* **SUPPLIED DATA**
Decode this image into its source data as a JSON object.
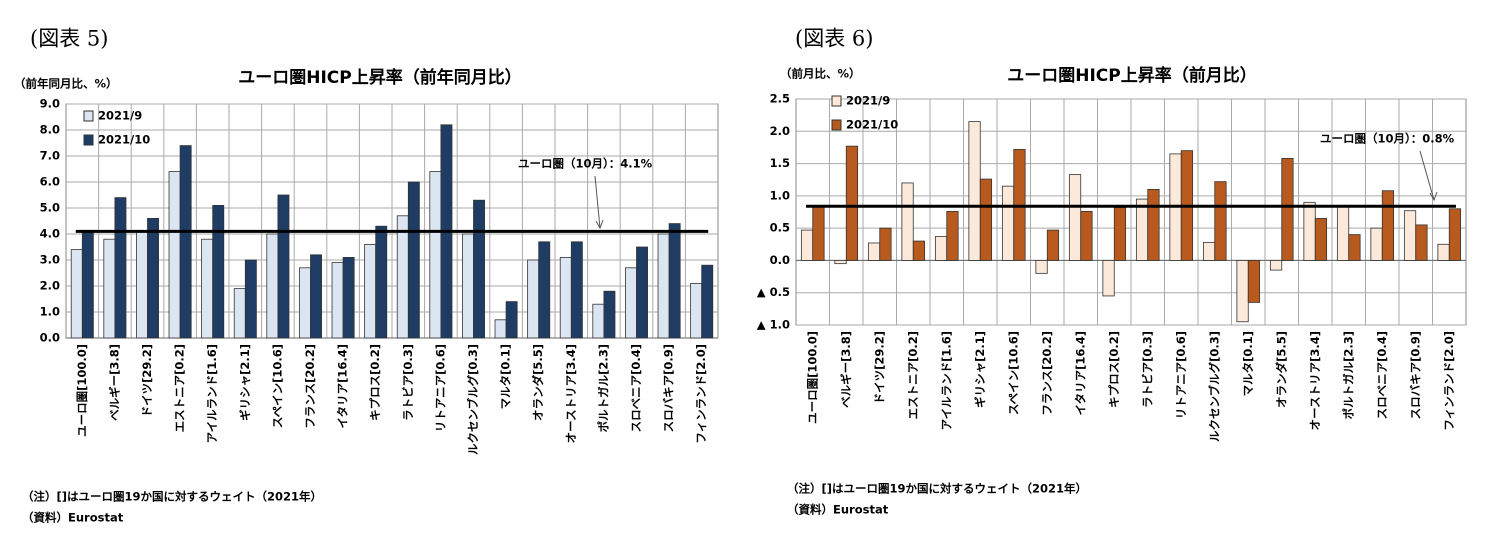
{
  "chart_data": [
    {
      "type": "bar",
      "figure_label": "(図表 5)",
      "title": "ユーロ圏HICP上昇率（前年同月比）",
      "y_axis_label": "（前年同月比、%）",
      "categories": [
        "ユーロ圏[100.0]",
        "ベルギー[3.8]",
        "ドイツ[29.2]",
        "エストニア[0.2]",
        "アイルランド[1.6]",
        "ギリシャ[2.1]",
        "スペイン[10.6]",
        "フランス[20.2]",
        "イタリア[16.4]",
        "キプロス[0.2]",
        "ラトビア[0.3]",
        "リトアニア[0.6]",
        "ルクセンブルグ[0.3]",
        "マルタ[0.1]",
        "オランダ[5.5]",
        "オーストリア[3.4]",
        "ポルトガル[2.3]",
        "スロベニア[0.4]",
        "スロバキア[0.9]",
        "フィンランド[2.0]"
      ],
      "series": [
        {
          "name": "2021/9",
          "color": "#dce6f2",
          "values": [
            3.4,
            3.8,
            4.1,
            6.4,
            3.8,
            1.9,
            4.0,
            2.7,
            2.9,
            3.6,
            4.7,
            6.4,
            4.0,
            0.7,
            3.0,
            3.1,
            1.3,
            2.7,
            4.0,
            2.1
          ]
        },
        {
          "name": "2021/10",
          "color": "#1f3d64",
          "values": [
            4.1,
            5.4,
            4.6,
            7.4,
            5.1,
            3.0,
            5.5,
            3.2,
            3.1,
            4.3,
            6.0,
            8.2,
            5.3,
            1.4,
            3.7,
            3.7,
            1.8,
            3.5,
            4.4,
            2.8
          ]
        }
      ],
      "reference_line": 4.1,
      "annotation": "ユーロ圏（10月）：4.1%",
      "ylim": [
        0,
        9
      ],
      "yticks": [
        {
          "value": 0,
          "label": "0.0"
        },
        {
          "value": 1,
          "label": "1.0"
        },
        {
          "value": 2,
          "label": "2.0"
        },
        {
          "value": 3,
          "label": "3.0"
        },
        {
          "value": 4,
          "label": "4.0"
        },
        {
          "value": 5,
          "label": "5.0"
        },
        {
          "value": 6,
          "label": "6.0"
        },
        {
          "value": 7,
          "label": "7.0"
        },
        {
          "value": 8,
          "label": "8.0"
        },
        {
          "value": 9,
          "label": "9.0"
        }
      ],
      "grid": true,
      "legend": "upper left",
      "note": "（注）[]はユーロ圏19か国に対するウェイト（2021年）",
      "source": "（資料）Eurostat"
    },
    {
      "type": "bar",
      "figure_label": "(図表 6)",
      "title": "ユーロ圏HICP上昇率（前月比）",
      "y_axis_label": "（前月比、%）",
      "categories": [
        "ユーロ圏[100.0]",
        "ベルギー[3.8]",
        "ドイツ[29.2]",
        "エストニア[0.2]",
        "アイルランド[1.6]",
        "ギリシャ[2.1]",
        "スペイン[10.6]",
        "フランス[20.2]",
        "イタリア[16.4]",
        "キプロス[0.2]",
        "ラトビア[0.3]",
        "リトアニア[0.6]",
        "ルクセンブルグ[0.3]",
        "マルタ[0.1]",
        "オランダ[5.5]",
        "オーストリア[3.4]",
        "ポルトガル[2.3]",
        "スロベニア[0.4]",
        "スロバキア[0.9]",
        "フィンランド[2.0]"
      ],
      "series": [
        {
          "name": "2021/9",
          "color": "#fde9d9",
          "values": [
            0.47,
            -0.05,
            0.27,
            1.2,
            0.37,
            2.15,
            1.15,
            -0.2,
            1.33,
            -0.55,
            0.95,
            1.65,
            0.28,
            -0.95,
            -0.15,
            0.9,
            0.85,
            0.5,
            0.77,
            0.25
          ]
        },
        {
          "name": "2021/10",
          "color": "#b85a1e",
          "values": [
            0.84,
            1.77,
            0.5,
            0.3,
            0.76,
            1.26,
            1.72,
            0.47,
            0.76,
            0.82,
            1.1,
            1.7,
            1.22,
            -0.65,
            1.58,
            0.65,
            0.4,
            1.08,
            0.55,
            0.8
          ]
        }
      ],
      "reference_line": 0.84,
      "annotation": "ユーロ圏（10月）：0.8%",
      "ylim": [
        -1,
        2.5
      ],
      "yticks": [
        {
          "value": -1,
          "label": "▲ 1.0"
        },
        {
          "value": -0.5,
          "label": "▲ 0.5"
        },
        {
          "value": 0,
          "label": "0.0"
        },
        0.5,
        {
          "value": 1,
          "label": "1.0"
        },
        1.5,
        {
          "value": 2,
          "label": "2.0"
        },
        2.5
      ],
      "grid": true,
      "legend": "upper left",
      "note": "（注）[]はユーロ圏19か国に対するウェイト（2021年）",
      "source": "（資料）Eurostat"
    }
  ]
}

* **DIRECTIVE**
Please write out all of the material above without changing a word, and omit any pictures.

* **TASK OUTPUT**
Decode this image into its source data as a JSON object.
{
  "chart_data": [
    {
      "type": "bar",
      "figure_label": "(図表 5)",
      "title": "ユーロ圏HICP上昇率（前年同月比）",
      "y_axis_label": "（前年同月比、%）",
      "categories": [
        "ユーロ圏[100.0]",
        "ベルギー[3.8]",
        "ドイツ[29.2]",
        "エストニア[0.2]",
        "アイルランド[1.6]",
        "ギリシャ[2.1]",
        "スペイン[10.6]",
        "フランス[20.2]",
        "イタリア[16.4]",
        "キプロス[0.2]",
        "ラトビア[0.3]",
        "リトアニア[0.6]",
        "ルクセンブルグ[0.3]",
        "マルタ[0.1]",
        "オランダ[5.5]",
        "オーストリア[3.4]",
        "ポルトガル[2.3]",
        "スロベニア[0.4]",
        "スロバキア[0.9]",
        "フィンランド[2.0]"
      ],
      "series": [
        {
          "name": "2021/9",
          "color": "#dce6f2",
          "values": [
            3.4,
            3.8,
            4.1,
            6.4,
            3.8,
            1.9,
            4.0,
            2.7,
            2.9,
            3.6,
            4.7,
            6.4,
            4.0,
            0.7,
            3.0,
            3.1,
            1.3,
            2.7,
            4.0,
            2.1
          ]
        },
        {
          "name": "2021/10",
          "color": "#1f3d64",
          "values": [
            4.1,
            5.4,
            4.6,
            7.4,
            5.1,
            3.0,
            5.5,
            3.2,
            3.1,
            4.3,
            6.0,
            8.2,
            5.3,
            1.4,
            3.7,
            3.7,
            1.8,
            3.5,
            4.4,
            2.8
          ]
        }
      ],
      "reference_line": 4.1,
      "annotation": "ユーロ圏（10月）：4.1%",
      "ylim": [
        0,
        9
      ],
      "yticks": [
        {
          "value": 0,
          "label": "0.0"
        },
        {
          "value": 1,
          "label": "1.0"
        },
        {
          "value": 2,
          "label": "2.0"
        },
        {
          "value": 3,
          "label": "3.0"
        },
        {
          "value": 4,
          "label": "4.0"
        },
        {
          "value": 5,
          "label": "5.0"
        },
        {
          "value": 6,
          "label": "6.0"
        },
        {
          "value": 7,
          "label": "7.0"
        },
        {
          "value": 8,
          "label": "8.0"
        },
        {
          "value": 9,
          "label": "9.0"
        }
      ],
      "grid": true,
      "legend": "upper left",
      "note": "（注）[]はユーロ圏19か国に対するウェイト（2021年）",
      "source": "（資料）Eurostat"
    },
    {
      "type": "bar",
      "figure_label": "(図表 6)",
      "title": "ユーロ圏HICP上昇率（前月比）",
      "y_axis_label": "（前月比、%）",
      "categories": [
        "ユーロ圏[100.0]",
        "ベルギー[3.8]",
        "ドイツ[29.2]",
        "エストニア[0.2]",
        "アイルランド[1.6]",
        "ギリシャ[2.1]",
        "スペイン[10.6]",
        "フランス[20.2]",
        "イタリア[16.4]",
        "キプロス[0.2]",
        "ラトビア[0.3]",
        "リトアニア[0.6]",
        "ルクセンブルグ[0.3]",
        "マルタ[0.1]",
        "オランダ[5.5]",
        "オーストリア[3.4]",
        "ポルトガル[2.3]",
        "スロベニア[0.4]",
        "スロバキア[0.9]",
        "フィンランド[2.0]"
      ],
      "series": [
        {
          "name": "2021/9",
          "color": "#fde9d9",
          "values": [
            0.47,
            -0.05,
            0.27,
            1.2,
            0.37,
            2.15,
            1.15,
            -0.2,
            1.33,
            -0.55,
            0.95,
            1.65,
            0.28,
            -0.95,
            -0.15,
            0.9,
            0.85,
            0.5,
            0.77,
            0.25
          ]
        },
        {
          "name": "2021/10",
          "color": "#b85a1e",
          "values": [
            0.84,
            1.77,
            0.5,
            0.3,
            0.76,
            1.26,
            1.72,
            0.47,
            0.76,
            0.82,
            1.1,
            1.7,
            1.22,
            -0.65,
            1.58,
            0.65,
            0.4,
            1.08,
            0.55,
            0.8
          ]
        }
      ],
      "reference_line": 0.84,
      "annotation": "ユーロ圏（10月）：0.8%",
      "ylim": [
        -1,
        2.5
      ],
      "yticks": [
        {
          "value": -1,
          "label": "▲ 1.0"
        },
        {
          "value": -0.5,
          "label": "▲ 0.5"
        },
        {
          "value": 0,
          "label": "0.0"
        },
        0.5,
        {
          "value": 1,
          "label": "1.0"
        },
        1.5,
        {
          "value": 2,
          "label": "2.0"
        },
        2.5
      ],
      "grid": true,
      "legend": "upper left",
      "note": "（注）[]はユーロ圏19か国に対するウェイト（2021年）",
      "source": "（資料）Eurostat"
    }
  ]
}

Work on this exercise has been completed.